• **EXTRACTED INFORMATION**
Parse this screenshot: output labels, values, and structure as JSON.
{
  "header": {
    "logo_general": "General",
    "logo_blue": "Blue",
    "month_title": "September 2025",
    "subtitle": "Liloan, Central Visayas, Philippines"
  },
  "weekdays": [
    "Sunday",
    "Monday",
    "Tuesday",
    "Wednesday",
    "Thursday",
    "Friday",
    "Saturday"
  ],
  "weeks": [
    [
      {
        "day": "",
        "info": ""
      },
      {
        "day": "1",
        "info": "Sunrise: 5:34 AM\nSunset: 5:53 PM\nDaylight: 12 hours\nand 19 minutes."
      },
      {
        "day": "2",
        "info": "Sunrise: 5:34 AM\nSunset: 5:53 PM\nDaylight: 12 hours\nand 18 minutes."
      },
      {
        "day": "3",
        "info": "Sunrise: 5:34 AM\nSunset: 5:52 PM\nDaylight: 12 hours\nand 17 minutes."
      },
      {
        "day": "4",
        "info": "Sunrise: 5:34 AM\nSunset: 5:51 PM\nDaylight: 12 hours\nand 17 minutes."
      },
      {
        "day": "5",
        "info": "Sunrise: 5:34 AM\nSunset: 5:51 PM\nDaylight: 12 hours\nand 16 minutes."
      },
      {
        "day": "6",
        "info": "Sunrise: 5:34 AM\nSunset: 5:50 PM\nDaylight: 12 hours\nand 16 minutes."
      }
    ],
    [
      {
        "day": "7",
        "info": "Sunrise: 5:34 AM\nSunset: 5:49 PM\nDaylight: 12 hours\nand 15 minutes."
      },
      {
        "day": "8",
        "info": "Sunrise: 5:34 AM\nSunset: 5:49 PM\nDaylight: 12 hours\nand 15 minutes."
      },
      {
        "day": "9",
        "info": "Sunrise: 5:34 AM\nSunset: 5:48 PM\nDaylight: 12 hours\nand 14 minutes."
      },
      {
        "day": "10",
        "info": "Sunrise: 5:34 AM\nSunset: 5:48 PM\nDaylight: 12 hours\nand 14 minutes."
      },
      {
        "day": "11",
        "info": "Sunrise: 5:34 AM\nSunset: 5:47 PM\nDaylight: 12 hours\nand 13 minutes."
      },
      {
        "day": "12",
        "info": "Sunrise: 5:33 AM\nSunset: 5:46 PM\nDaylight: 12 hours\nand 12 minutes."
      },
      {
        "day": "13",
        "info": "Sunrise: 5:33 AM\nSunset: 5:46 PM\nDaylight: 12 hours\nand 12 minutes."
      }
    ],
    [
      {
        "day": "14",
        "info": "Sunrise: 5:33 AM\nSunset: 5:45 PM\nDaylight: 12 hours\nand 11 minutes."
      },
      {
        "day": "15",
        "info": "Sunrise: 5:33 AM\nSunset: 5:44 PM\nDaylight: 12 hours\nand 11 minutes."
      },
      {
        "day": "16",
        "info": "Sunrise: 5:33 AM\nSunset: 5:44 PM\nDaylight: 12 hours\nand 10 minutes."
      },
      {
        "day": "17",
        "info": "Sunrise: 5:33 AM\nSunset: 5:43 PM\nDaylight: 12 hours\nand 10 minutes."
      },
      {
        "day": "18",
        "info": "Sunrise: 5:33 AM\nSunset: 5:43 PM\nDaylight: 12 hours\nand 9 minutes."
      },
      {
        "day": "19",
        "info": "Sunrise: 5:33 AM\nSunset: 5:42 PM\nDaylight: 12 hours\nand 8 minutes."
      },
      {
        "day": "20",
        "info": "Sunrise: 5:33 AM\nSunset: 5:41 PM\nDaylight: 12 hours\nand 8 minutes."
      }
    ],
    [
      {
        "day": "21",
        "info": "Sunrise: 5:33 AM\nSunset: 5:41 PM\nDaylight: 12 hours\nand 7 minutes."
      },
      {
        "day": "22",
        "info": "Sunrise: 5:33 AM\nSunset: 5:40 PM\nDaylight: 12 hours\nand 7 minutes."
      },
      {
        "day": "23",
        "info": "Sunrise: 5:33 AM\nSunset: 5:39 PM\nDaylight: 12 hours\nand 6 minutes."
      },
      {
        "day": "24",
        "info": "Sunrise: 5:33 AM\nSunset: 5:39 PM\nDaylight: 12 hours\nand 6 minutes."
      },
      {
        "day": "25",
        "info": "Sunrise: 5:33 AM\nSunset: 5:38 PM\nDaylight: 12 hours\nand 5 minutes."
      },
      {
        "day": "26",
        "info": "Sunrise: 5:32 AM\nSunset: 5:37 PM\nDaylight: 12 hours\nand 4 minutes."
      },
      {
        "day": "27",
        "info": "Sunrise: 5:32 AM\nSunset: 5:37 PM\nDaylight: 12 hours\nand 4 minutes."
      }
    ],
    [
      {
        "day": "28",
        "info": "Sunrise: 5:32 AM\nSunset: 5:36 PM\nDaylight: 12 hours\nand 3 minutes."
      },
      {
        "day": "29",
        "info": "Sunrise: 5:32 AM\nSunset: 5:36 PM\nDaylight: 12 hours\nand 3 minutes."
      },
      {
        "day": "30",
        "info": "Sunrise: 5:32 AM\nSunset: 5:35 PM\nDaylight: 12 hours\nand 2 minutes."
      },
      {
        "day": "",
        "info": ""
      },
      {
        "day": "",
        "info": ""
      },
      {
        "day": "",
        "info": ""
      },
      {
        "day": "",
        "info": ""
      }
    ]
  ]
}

• **INSTRUCTION**
Make an exact copy of the data above.

• **EXERCISE SOLUTION**
Parse this screenshot: output labels, values, and structure as JSON.
{
  "header": {
    "logo_general": "General",
    "logo_blue": "Blue",
    "month_title": "September 2025",
    "subtitle": "Liloan, Central Visayas, Philippines"
  },
  "weekdays": [
    "Sunday",
    "Monday",
    "Tuesday",
    "Wednesday",
    "Thursday",
    "Friday",
    "Saturday"
  ],
  "weeks": [
    [
      {
        "day": "",
        "info": ""
      },
      {
        "day": "1",
        "info": "Sunrise: 5:34 AM\nSunset: 5:53 PM\nDaylight: 12 hours\nand 19 minutes."
      },
      {
        "day": "2",
        "info": "Sunrise: 5:34 AM\nSunset: 5:53 PM\nDaylight: 12 hours\nand 18 minutes."
      },
      {
        "day": "3",
        "info": "Sunrise: 5:34 AM\nSunset: 5:52 PM\nDaylight: 12 hours\nand 17 minutes."
      },
      {
        "day": "4",
        "info": "Sunrise: 5:34 AM\nSunset: 5:51 PM\nDaylight: 12 hours\nand 17 minutes."
      },
      {
        "day": "5",
        "info": "Sunrise: 5:34 AM\nSunset: 5:51 PM\nDaylight: 12 hours\nand 16 minutes."
      },
      {
        "day": "6",
        "info": "Sunrise: 5:34 AM\nSunset: 5:50 PM\nDaylight: 12 hours\nand 16 minutes."
      }
    ],
    [
      {
        "day": "7",
        "info": "Sunrise: 5:34 AM\nSunset: 5:49 PM\nDaylight: 12 hours\nand 15 minutes."
      },
      {
        "day": "8",
        "info": "Sunrise: 5:34 AM\nSunset: 5:49 PM\nDaylight: 12 hours\nand 15 minutes."
      },
      {
        "day": "9",
        "info": "Sunrise: 5:34 AM\nSunset: 5:48 PM\nDaylight: 12 hours\nand 14 minutes."
      },
      {
        "day": "10",
        "info": "Sunrise: 5:34 AM\nSunset: 5:48 PM\nDaylight: 12 hours\nand 14 minutes."
      },
      {
        "day": "11",
        "info": "Sunrise: 5:34 AM\nSunset: 5:47 PM\nDaylight: 12 hours\nand 13 minutes."
      },
      {
        "day": "12",
        "info": "Sunrise: 5:33 AM\nSunset: 5:46 PM\nDaylight: 12 hours\nand 12 minutes."
      },
      {
        "day": "13",
        "info": "Sunrise: 5:33 AM\nSunset: 5:46 PM\nDaylight: 12 hours\nand 12 minutes."
      }
    ],
    [
      {
        "day": "14",
        "info": "Sunrise: 5:33 AM\nSunset: 5:45 PM\nDaylight: 12 hours\nand 11 minutes."
      },
      {
        "day": "15",
        "info": "Sunrise: 5:33 AM\nSunset: 5:44 PM\nDaylight: 12 hours\nand 11 minutes."
      },
      {
        "day": "16",
        "info": "Sunrise: 5:33 AM\nSunset: 5:44 PM\nDaylight: 12 hours\nand 10 minutes."
      },
      {
        "day": "17",
        "info": "Sunrise: 5:33 AM\nSunset: 5:43 PM\nDaylight: 12 hours\nand 10 minutes."
      },
      {
        "day": "18",
        "info": "Sunrise: 5:33 AM\nSunset: 5:43 PM\nDaylight: 12 hours\nand 9 minutes."
      },
      {
        "day": "19",
        "info": "Sunrise: 5:33 AM\nSunset: 5:42 PM\nDaylight: 12 hours\nand 8 minutes."
      },
      {
        "day": "20",
        "info": "Sunrise: 5:33 AM\nSunset: 5:41 PM\nDaylight: 12 hours\nand 8 minutes."
      }
    ],
    [
      {
        "day": "21",
        "info": "Sunrise: 5:33 AM\nSunset: 5:41 PM\nDaylight: 12 hours\nand 7 minutes."
      },
      {
        "day": "22",
        "info": "Sunrise: 5:33 AM\nSunset: 5:40 PM\nDaylight: 12 hours\nand 7 minutes."
      },
      {
        "day": "23",
        "info": "Sunrise: 5:33 AM\nSunset: 5:39 PM\nDaylight: 12 hours\nand 6 minutes."
      },
      {
        "day": "24",
        "info": "Sunrise: 5:33 AM\nSunset: 5:39 PM\nDaylight: 12 hours\nand 6 minutes."
      },
      {
        "day": "25",
        "info": "Sunrise: 5:33 AM\nSunset: 5:38 PM\nDaylight: 12 hours\nand 5 minutes."
      },
      {
        "day": "26",
        "info": "Sunrise: 5:32 AM\nSunset: 5:37 PM\nDaylight: 12 hours\nand 4 minutes."
      },
      {
        "day": "27",
        "info": "Sunrise: 5:32 AM\nSunset: 5:37 PM\nDaylight: 12 hours\nand 4 minutes."
      }
    ],
    [
      {
        "day": "28",
        "info": "Sunrise: 5:32 AM\nSunset: 5:36 PM\nDaylight: 12 hours\nand 3 minutes."
      },
      {
        "day": "29",
        "info": "Sunrise: 5:32 AM\nSunset: 5:36 PM\nDaylight: 12 hours\nand 3 minutes."
      },
      {
        "day": "30",
        "info": "Sunrise: 5:32 AM\nSunset: 5:35 PM\nDaylight: 12 hours\nand 2 minutes."
      },
      {
        "day": "",
        "info": ""
      },
      {
        "day": "",
        "info": ""
      },
      {
        "day": "",
        "info": ""
      },
      {
        "day": "",
        "info": ""
      }
    ]
  ]
}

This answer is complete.